• SUPPLIED RECORDS
::::::::
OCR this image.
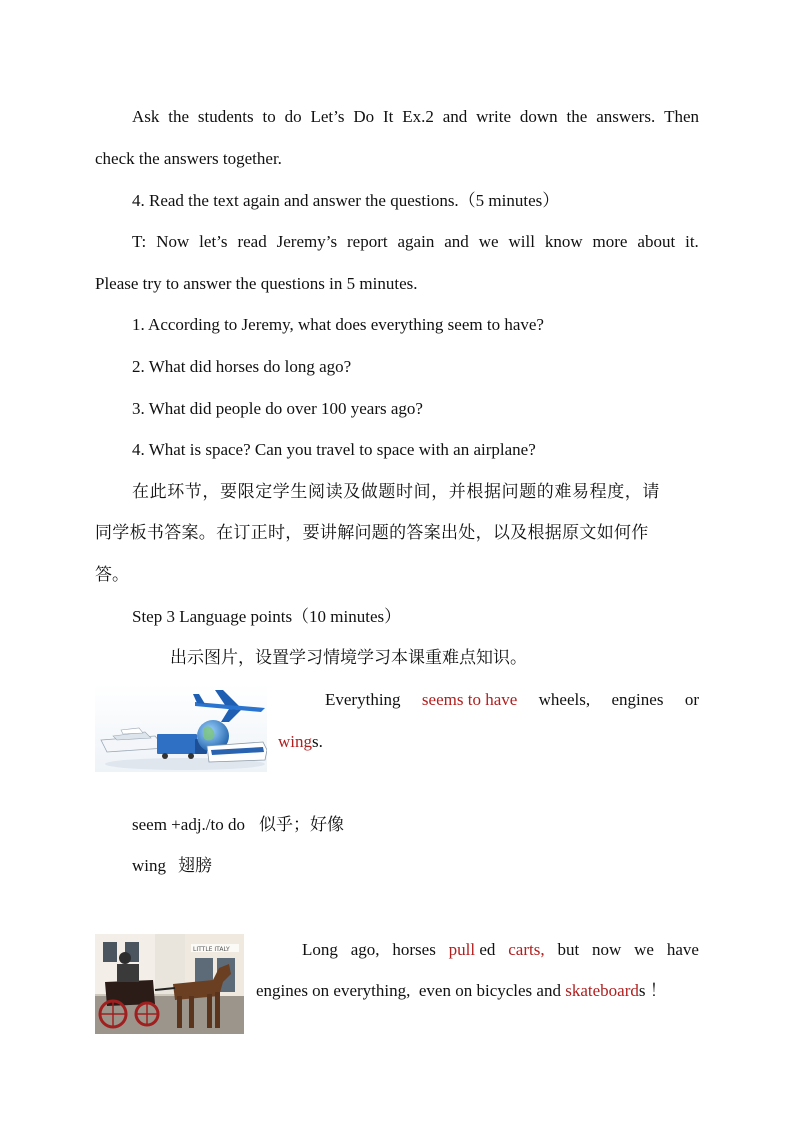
Ask the students to do Let’s Do It Ex.2 and write down the answers. Then
check the answers together.
4. Read the text again and answer the questions.（5 minutes）
T: Now let’s read Jeremy’s report again and we will know more about it.
Please try to answer the questions in 5 minutes.
1. According to Jeremy, what does everything seem to have?
2. What did horses do long ago?
3. What did people do over 100 years ago?
4. What is space? Can you travel to space with an airplane?
在此环节，要限定学生阅读及做题时间，并根据问题的难易程度，请
同学板书答案。在订正时，要讲解问题的答案出处，以及根据原文如何作
答。
Step 3 Language points（10 minutes）
出示图片，设置学习情境学习本课重难点知识。
Everything seems to have wheels, engines or
wings.
seem +adj./to do 似乎；好像
wing 翅膀
LITTLE ITALY	Long ago, horses pull ed carts, but now we have
engines on everything,  even on bicycles and skateboards ！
::::::::
• EXERCISE REQUIREMENTS
Identify the lines of the data that contain the word "questions". Copy each of them.

• EXPECTED ANSWER
4. Read the text again and answer the questions.（5 minutes）
Please try to answer the questions in 5 minutes.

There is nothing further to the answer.